## Extracted text
_ _ _ _ _ _ _

Characteristics of the analyzed relapses.
IQR: interquartile range.
Table 2 and Figure 1 show the time course of relapse recovery. The median time to relapse recovery was 111 days (95% CI: 99–138). Most recovery events took place within 1 year of relapse onset: for example, in the unconfirmed relapse recovery cohort, 202 of 240 (84%) individuals recovered during follow-up and 189 of the 202 (94%) during the first 365 days after relapse onset (Table 2). Relapse recovery was not linear over time: 80% of those who recovered did so within the first 6 months (Table 2 and Figure 1).
Overall unconfirmed recovery from first relapse in CombiRx participants up to 1 year after relapse onset.
In addition to unconfirmed relapse recovery, we investigated 12- and 24-week confirmed relapse recovery (Table 2). Since these cohorts required additional follow-up time points, the confirmed cohorts included fewer individuals. When 12- and 24-week confirmation was mandated, there were much fewer recovery events: only 52% of the 12-week confirmed cohort and only 55% of the 24-week confirmed cohort experienced relapse recovery, compared to 84% in the unconfirmed cohort. However, the time course of recovery was roughly similar in the unconfirmed and confirmed cohorts (Table 2).

_ _ _ _ _ _ _

Please set down the relapse recovery text word for word, starting at the words "Characteristics of the" and ending after "and Figure 1).".

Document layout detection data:

_ _ _ _ _ _ _

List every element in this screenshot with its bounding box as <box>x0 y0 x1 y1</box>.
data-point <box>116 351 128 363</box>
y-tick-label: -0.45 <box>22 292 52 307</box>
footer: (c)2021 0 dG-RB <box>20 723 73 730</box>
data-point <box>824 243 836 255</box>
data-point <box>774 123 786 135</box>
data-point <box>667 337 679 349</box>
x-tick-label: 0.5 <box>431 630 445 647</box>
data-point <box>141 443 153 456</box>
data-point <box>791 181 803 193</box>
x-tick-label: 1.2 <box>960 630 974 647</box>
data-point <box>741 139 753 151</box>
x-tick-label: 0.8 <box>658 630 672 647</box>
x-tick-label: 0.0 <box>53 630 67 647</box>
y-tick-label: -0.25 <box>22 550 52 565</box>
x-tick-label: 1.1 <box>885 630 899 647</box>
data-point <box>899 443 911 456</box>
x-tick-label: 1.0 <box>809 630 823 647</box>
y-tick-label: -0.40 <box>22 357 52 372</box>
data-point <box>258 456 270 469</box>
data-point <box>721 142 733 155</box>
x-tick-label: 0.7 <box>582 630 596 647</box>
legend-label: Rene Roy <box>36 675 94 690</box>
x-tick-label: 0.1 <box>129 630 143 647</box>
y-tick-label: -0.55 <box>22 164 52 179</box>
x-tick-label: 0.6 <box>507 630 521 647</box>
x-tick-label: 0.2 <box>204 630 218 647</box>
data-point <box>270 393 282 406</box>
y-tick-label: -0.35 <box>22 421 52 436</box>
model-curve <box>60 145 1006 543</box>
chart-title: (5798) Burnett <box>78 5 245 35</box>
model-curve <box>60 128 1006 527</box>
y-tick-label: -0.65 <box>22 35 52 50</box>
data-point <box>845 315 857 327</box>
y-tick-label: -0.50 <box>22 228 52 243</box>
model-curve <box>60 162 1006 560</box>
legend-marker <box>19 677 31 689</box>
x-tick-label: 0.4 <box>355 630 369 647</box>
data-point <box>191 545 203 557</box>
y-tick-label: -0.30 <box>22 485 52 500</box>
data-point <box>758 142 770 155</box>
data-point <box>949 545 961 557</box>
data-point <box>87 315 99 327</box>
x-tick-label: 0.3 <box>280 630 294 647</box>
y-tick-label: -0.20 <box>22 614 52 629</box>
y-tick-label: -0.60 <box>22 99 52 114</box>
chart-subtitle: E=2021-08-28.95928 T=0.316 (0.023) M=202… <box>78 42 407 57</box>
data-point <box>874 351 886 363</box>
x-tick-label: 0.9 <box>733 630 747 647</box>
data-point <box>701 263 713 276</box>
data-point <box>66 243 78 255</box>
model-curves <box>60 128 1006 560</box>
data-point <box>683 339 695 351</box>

_ _ _ _ _ _ _

## Answer area
Characteristics of the analyzed relapses.
IQR: interquartile range.
Table 2 and Figure 1 show the time course of relapse recovery. The median time to relapse recovery was 111 days (95% CI: 99–138). Most recovery events took place within 1 year of relapse onset: for example, in the unconfirmed relapse recovery cohort, 202 of 240 (84%) individuals recovered during follow-up and 189 of the 202 (94%) during the first 365 days after relapse onset (Table 2). Relapse recovery was not linear over time: 80% of those who recovered did so within the first 6 months (Table 2 and Figure 1).